Excerpted records start

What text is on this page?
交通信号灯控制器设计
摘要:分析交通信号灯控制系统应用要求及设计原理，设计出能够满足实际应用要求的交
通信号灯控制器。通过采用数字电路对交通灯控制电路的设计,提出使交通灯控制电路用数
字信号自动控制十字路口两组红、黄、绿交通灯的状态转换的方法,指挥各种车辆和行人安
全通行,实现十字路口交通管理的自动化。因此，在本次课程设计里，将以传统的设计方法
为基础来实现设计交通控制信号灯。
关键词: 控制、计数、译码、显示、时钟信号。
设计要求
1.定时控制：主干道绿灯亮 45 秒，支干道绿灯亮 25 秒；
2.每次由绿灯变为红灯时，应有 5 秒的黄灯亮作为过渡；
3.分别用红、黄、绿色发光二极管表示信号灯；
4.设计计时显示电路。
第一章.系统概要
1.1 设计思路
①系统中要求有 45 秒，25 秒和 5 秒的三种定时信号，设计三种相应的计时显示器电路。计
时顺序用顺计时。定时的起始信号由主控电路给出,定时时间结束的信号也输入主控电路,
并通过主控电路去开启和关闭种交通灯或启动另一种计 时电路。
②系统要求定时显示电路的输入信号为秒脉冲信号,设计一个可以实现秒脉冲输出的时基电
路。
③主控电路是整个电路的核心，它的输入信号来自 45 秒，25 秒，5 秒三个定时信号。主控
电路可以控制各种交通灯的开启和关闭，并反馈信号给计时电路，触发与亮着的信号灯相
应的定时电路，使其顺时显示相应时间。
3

Excerpted records end

Work to be completed ▸
Every record shown above should be written out again exactly.

Correct output ▸
What text is on this page?
交通信号灯控制器设计
摘要:分析交通信号灯控制系统应用要求及设计原理，设计出能够满足实际应用要求的交
通信号灯控制器。通过采用数字电路对交通灯控制电路的设计,提出使交通灯控制电路用数
字信号自动控制十字路口两组红、黄、绿交通灯的状态转换的方法,指挥各种车辆和行人安
全通行,实现十字路口交通管理的自动化。因此，在本次课程设计里，将以传统的设计方法
为基础来实现设计交通控制信号灯。
关键词: 控制、计数、译码、显示、时钟信号。
设计要求
1.定时控制：主干道绿灯亮 45 秒，支干道绿灯亮 25 秒；
2.每次由绿灯变为红灯时，应有 5 秒的黄灯亮作为过渡；
3.分别用红、黄、绿色发光二极管表示信号灯；
4.设计计时显示电路。
第一章.系统概要
1.1 设计思路
①系统中要求有 45 秒，25 秒和 5 秒的三种定时信号，设计三种相应的计时显示器电路。计
时顺序用顺计时。定时的起始信号由主控电路给出,定时时间结束的信号也输入主控电路,
并通过主控电路去开启和关闭种交通灯或启动另一种计 时电路。
②系统要求定时显示电路的输入信号为秒脉冲信号,设计一个可以实现秒脉冲输出的时基电
路。
③主控电路是整个电路的核心，它的输入信号来自 45 秒，25 秒，5 秒三个定时信号。主控
电路可以控制各种交通灯的开启和关闭，并反馈信号给计时电路，触发与亮着的信号灯相
应的定时电路，使其顺时显示相应时间。
3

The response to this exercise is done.